__SOURCE RECORDS__
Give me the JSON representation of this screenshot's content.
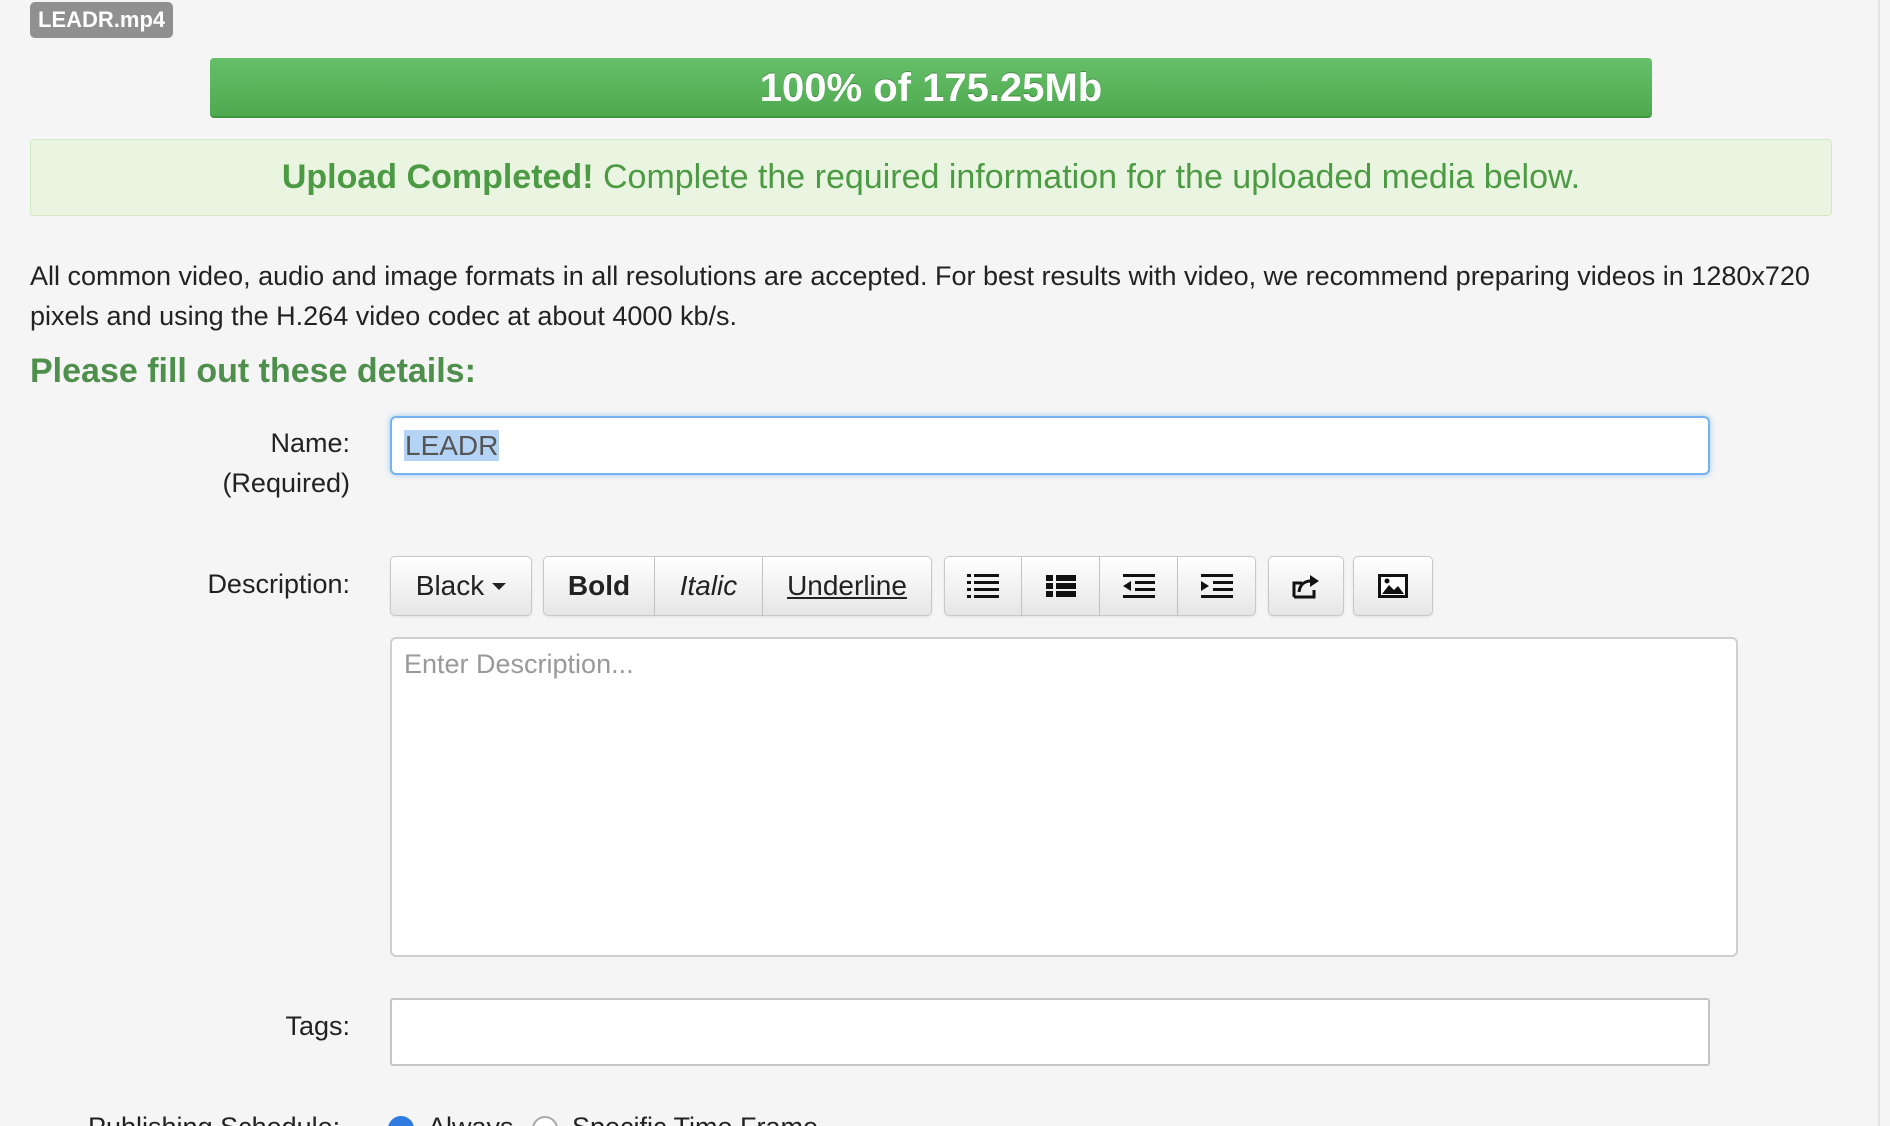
{
  "file": {
    "name": "LEADR.mp4"
  },
  "upload": {
    "progress_label": "100% of 175.25Mb",
    "percent": 100,
    "alert_strong": "Upload Completed!",
    "alert_text": " Complete the required information for the uploaded media below.",
    "accent_color": "#5cb85c"
  },
  "info_text": "All common video, audio and image formats in all resolutions are accepted. For best results with video, we recommend preparing videos in 1280x720 pixels and using the H.264 video codec at about 4000 kb/s.",
  "form": {
    "title": "Please fill out these details:",
    "name_label": "Name:",
    "name_required": "(Required)",
    "name_value": "LEADR",
    "description_label": "Description:",
    "description_placeholder": "Enter Description...",
    "tags_label": "Tags:",
    "publishing_label": "Publishing Schedule:",
    "publishing_options": [
      "Always",
      "Specific Time Frame"
    ]
  },
  "toolbar": {
    "color": "Black",
    "bold": "Bold",
    "italic": "Italic",
    "underline": "Underline",
    "icons": [
      "unordered-list-icon",
      "ordered-list-icon",
      "outdent-icon",
      "indent-icon",
      "share-icon",
      "image-icon"
    ]
  }
}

__PROBLEM STATEMENT__
Quote the material in full and exactly; do not carry over its pictures.

__SOLVED EXERCISE__
Give me the JSON representation of this screenshot's content.
{
  "file": {
    "name": "LEADR.mp4"
  },
  "upload": {
    "progress_label": "100% of 175.25Mb",
    "percent": 100,
    "alert_strong": "Upload Completed!",
    "alert_text": " Complete the required information for the uploaded media below.",
    "accent_color": "#5cb85c"
  },
  "info_text": "All common video, audio and image formats in all resolutions are accepted. For best results with video, we recommend preparing videos in 1280x720 pixels and using the H.264 video codec at about 4000 kb/s.",
  "form": {
    "title": "Please fill out these details:",
    "name_label": "Name:",
    "name_required": "(Required)",
    "name_value": "LEADR",
    "description_label": "Description:",
    "description_placeholder": "Enter Description...",
    "tags_label": "Tags:",
    "publishing_label": "Publishing Schedule:",
    "publishing_options": [
      "Always",
      "Specific Time Frame"
    ]
  },
  "toolbar": {
    "color": "Black",
    "bold": "Bold",
    "italic": "Italic",
    "underline": "Underline",
    "icons": [
      "unordered-list-icon",
      "ordered-list-icon",
      "outdent-icon",
      "indent-icon",
      "share-icon",
      "image-icon"
    ]
  }
}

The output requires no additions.